Aim of the exercise ->
Take every line from the material that has the word "name" in it.

Extracted material ->
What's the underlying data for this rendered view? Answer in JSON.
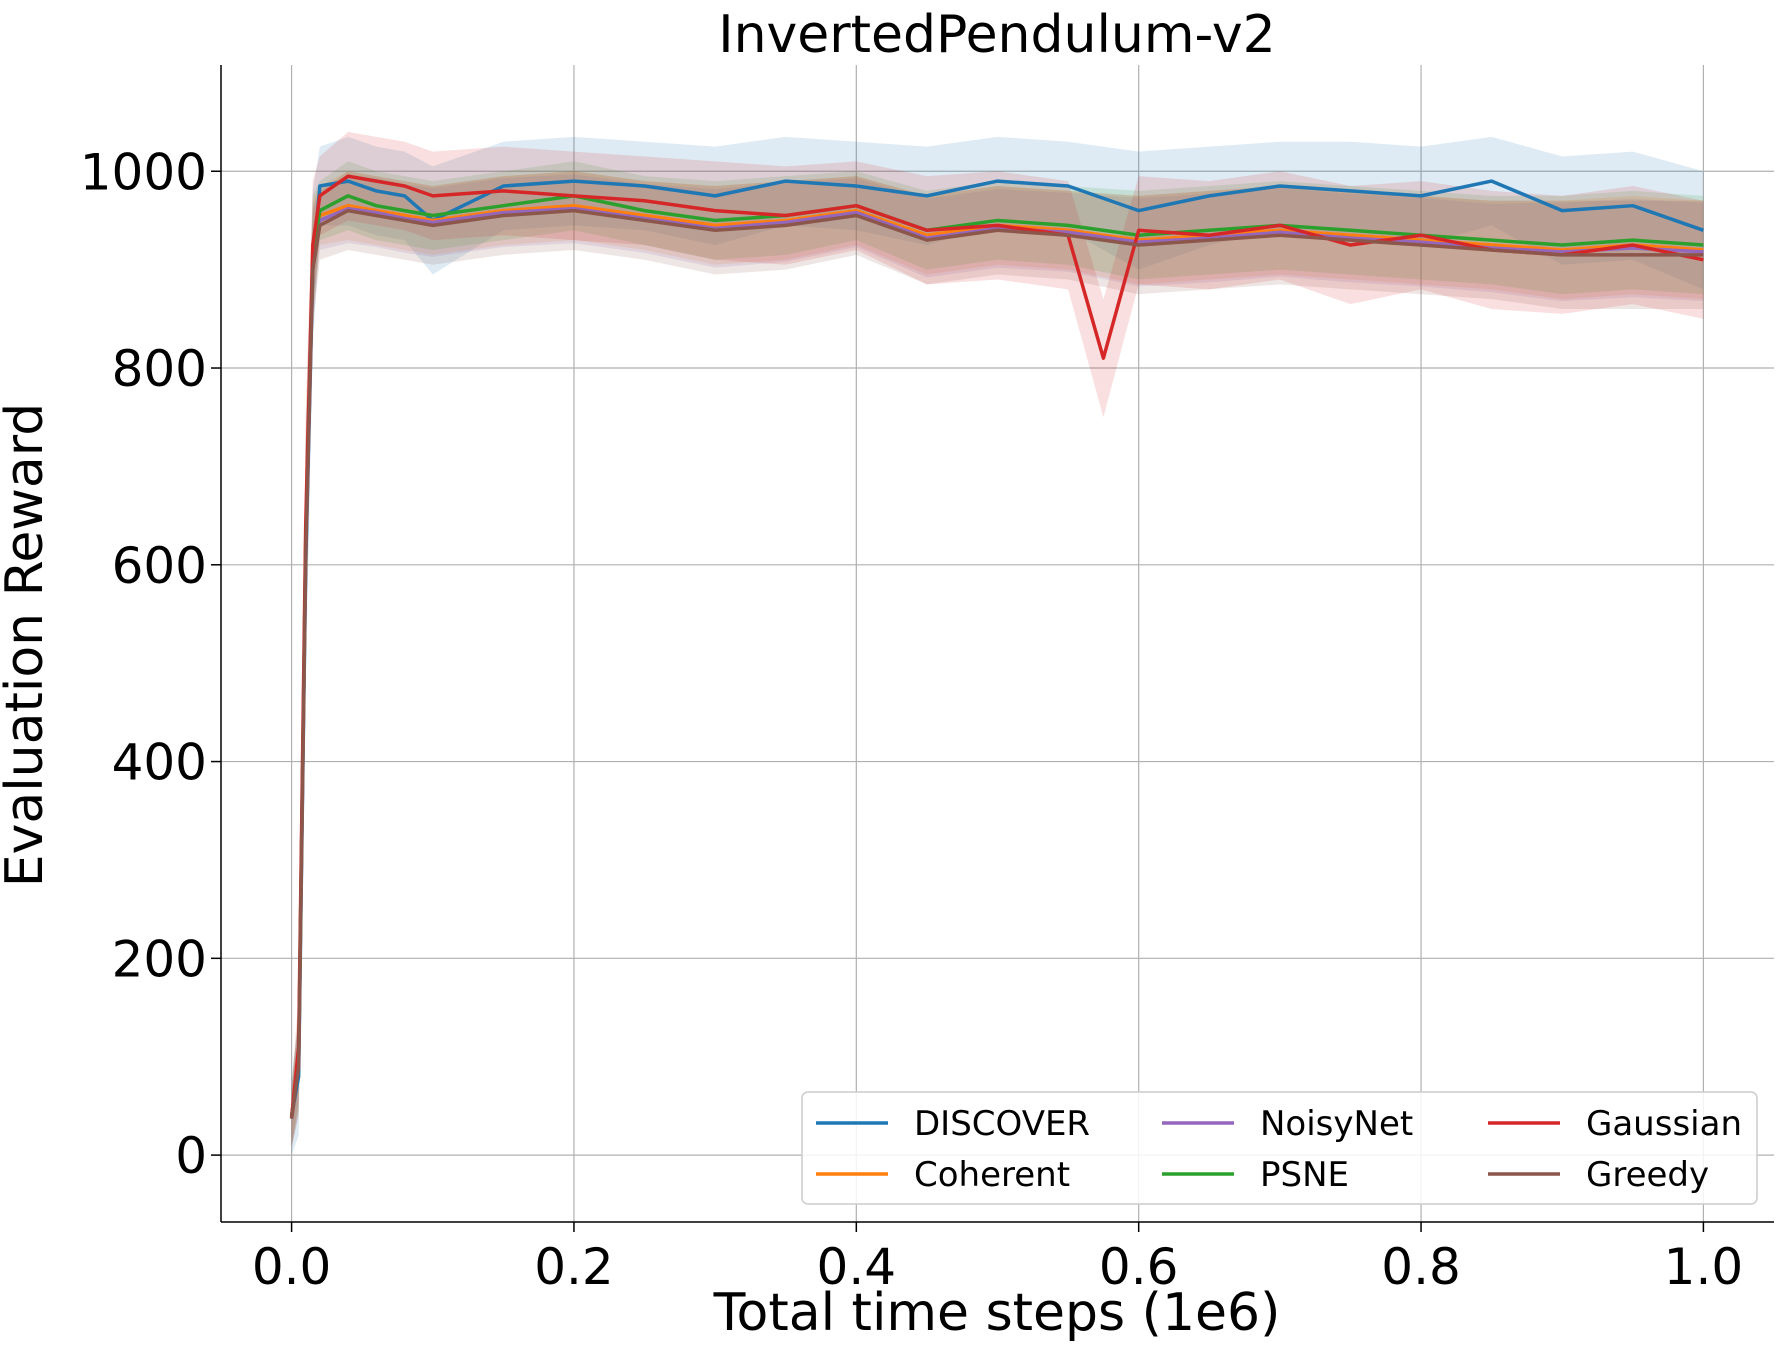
{
  "chart_data": {
    "type": "line",
    "title": "InvertedPendulum-v2",
    "xlabel": "Total time steps (1e6)",
    "ylabel": "Evaluation Reward",
    "xlim": [
      -0.05,
      1.05
    ],
    "ylim": [
      -68,
      1108
    ],
    "xticks": [
      0.0,
      0.2,
      0.4,
      0.6,
      0.8,
      1.0
    ],
    "xtick_labels": [
      "0.0",
      "0.2",
      "0.4",
      "0.6",
      "0.8",
      "1.0"
    ],
    "yticks": [
      0,
      200,
      400,
      600,
      800,
      1000
    ],
    "ytick_labels": [
      "0",
      "200",
      "400",
      "600",
      "800",
      "1000"
    ],
    "grid": true,
    "shaded_band": "std",
    "legend": {
      "placement": "bottom-right",
      "columns": 3
    },
    "series": [
      {
        "name": "DISCOVER",
        "color": "#1f77b4",
        "x": [
          0.0,
          0.005,
          0.01,
          0.015,
          0.02,
          0.04,
          0.06,
          0.08,
          0.1,
          0.15,
          0.2,
          0.25,
          0.3,
          0.35,
          0.4,
          0.45,
          0.5,
          0.55,
          0.6,
          0.65,
          0.7,
          0.75,
          0.8,
          0.85,
          0.9,
          0.95,
          1.0
        ],
        "y": [
          40,
          80,
          600,
          900,
          985,
          990,
          980,
          975,
          950,
          985,
          990,
          985,
          975,
          990,
          985,
          975,
          990,
          985,
          960,
          975,
          985,
          980,
          975,
          990,
          960,
          965,
          940
        ],
        "std": [
          40,
          60,
          120,
          80,
          40,
          45,
          45,
          45,
          55,
          45,
          45,
          45,
          50,
          45,
          45,
          50,
          45,
          45,
          60,
          50,
          45,
          50,
          50,
          45,
          55,
          55,
          60
        ]
      },
      {
        "name": "Coherent",
        "color": "#ff7f0e",
        "x": [
          0.0,
          0.005,
          0.01,
          0.015,
          0.02,
          0.04,
          0.06,
          0.08,
          0.1,
          0.15,
          0.2,
          0.25,
          0.3,
          0.35,
          0.4,
          0.45,
          0.5,
          0.55,
          0.6,
          0.65,
          0.7,
          0.75,
          0.8,
          0.85,
          0.9,
          0.95,
          1.0
        ],
        "y": [
          38,
          95,
          620,
          910,
          955,
          965,
          960,
          955,
          950,
          960,
          965,
          955,
          945,
          950,
          960,
          935,
          945,
          940,
          930,
          935,
          940,
          935,
          930,
          925,
          920,
          925,
          920
        ],
        "std": [
          30,
          50,
          110,
          60,
          30,
          35,
          35,
          35,
          35,
          35,
          35,
          35,
          40,
          40,
          35,
          40,
          40,
          40,
          45,
          45,
          45,
          45,
          45,
          45,
          50,
          50,
          50
        ]
      },
      {
        "name": "NoisyNet",
        "color": "#9467bd",
        "x": [
          0.0,
          0.005,
          0.01,
          0.015,
          0.02,
          0.04,
          0.06,
          0.08,
          0.1,
          0.15,
          0.2,
          0.25,
          0.3,
          0.35,
          0.4,
          0.45,
          0.5,
          0.55,
          0.6,
          0.65,
          0.7,
          0.75,
          0.8,
          0.85,
          0.9,
          0.95,
          1.0
        ],
        "y": [
          37,
          92,
          615,
          905,
          950,
          962,
          958,
          952,
          948,
          958,
          962,
          952,
          942,
          948,
          958,
          932,
          942,
          938,
          928,
          932,
          938,
          932,
          928,
          922,
          918,
          922,
          918
        ],
        "std": [
          30,
          50,
          110,
          60,
          30,
          35,
          35,
          35,
          35,
          35,
          35,
          35,
          40,
          40,
          35,
          40,
          40,
          40,
          45,
          45,
          45,
          45,
          45,
          45,
          50,
          50,
          50
        ]
      },
      {
        "name": "PSNE",
        "color": "#2ca02c",
        "x": [
          0.0,
          0.005,
          0.01,
          0.015,
          0.02,
          0.04,
          0.06,
          0.08,
          0.1,
          0.15,
          0.2,
          0.25,
          0.3,
          0.35,
          0.4,
          0.45,
          0.5,
          0.55,
          0.6,
          0.65,
          0.7,
          0.75,
          0.8,
          0.85,
          0.9,
          0.95,
          1.0
        ],
        "y": [
          39,
          98,
          625,
          915,
          960,
          975,
          965,
          960,
          955,
          965,
          975,
          960,
          950,
          955,
          965,
          940,
          950,
          945,
          935,
          940,
          945,
          940,
          935,
          930,
          925,
          930,
          925
        ],
        "std": [
          30,
          50,
          110,
          60,
          30,
          35,
          35,
          35,
          35,
          35,
          35,
          35,
          40,
          40,
          35,
          40,
          40,
          40,
          45,
          45,
          45,
          45,
          45,
          45,
          50,
          50,
          50
        ]
      },
      {
        "name": "Gaussian",
        "color": "#d62728",
        "x": [
          0.0,
          0.005,
          0.01,
          0.015,
          0.02,
          0.04,
          0.06,
          0.08,
          0.1,
          0.15,
          0.2,
          0.25,
          0.3,
          0.35,
          0.4,
          0.45,
          0.5,
          0.55,
          0.575,
          0.6,
          0.65,
          0.7,
          0.75,
          0.8,
          0.85,
          0.9,
          0.95,
          1.0
        ],
        "y": [
          38,
          110,
          640,
          925,
          975,
          995,
          990,
          985,
          975,
          980,
          975,
          970,
          960,
          955,
          965,
          940,
          945,
          935,
          810,
          940,
          935,
          945,
          925,
          935,
          920,
          915,
          925,
          910
        ],
        "std": [
          30,
          55,
          115,
          65,
          40,
          45,
          45,
          45,
          45,
          45,
          45,
          45,
          50,
          50,
          45,
          55,
          55,
          55,
          60,
          55,
          55,
          55,
          60,
          55,
          60,
          60,
          60,
          60
        ]
      },
      {
        "name": "Greedy",
        "color": "#8c564b",
        "x": [
          0.0,
          0.005,
          0.01,
          0.015,
          0.02,
          0.04,
          0.06,
          0.08,
          0.1,
          0.15,
          0.2,
          0.25,
          0.3,
          0.35,
          0.4,
          0.45,
          0.5,
          0.55,
          0.6,
          0.65,
          0.7,
          0.75,
          0.8,
          0.85,
          0.9,
          0.95,
          1.0
        ],
        "y": [
          37,
          90,
          610,
          900,
          945,
          960,
          955,
          950,
          945,
          955,
          960,
          950,
          940,
          945,
          955,
          930,
          940,
          935,
          925,
          930,
          935,
          930,
          925,
          920,
          915,
          915,
          915
        ],
        "std": [
          30,
          50,
          110,
          60,
          35,
          40,
          40,
          40,
          40,
          40,
          40,
          40,
          45,
          45,
          40,
          45,
          45,
          45,
          50,
          50,
          50,
          50,
          50,
          50,
          55,
          55,
          55
        ]
      }
    ]
  }
}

Answer to the exercise ->
        "name": "DISCOVER",
        "name": "Coherent",
        "name": "NoisyNet",
        "name": "PSNE",
        "name": "Gaussian",
        "name": "Greedy",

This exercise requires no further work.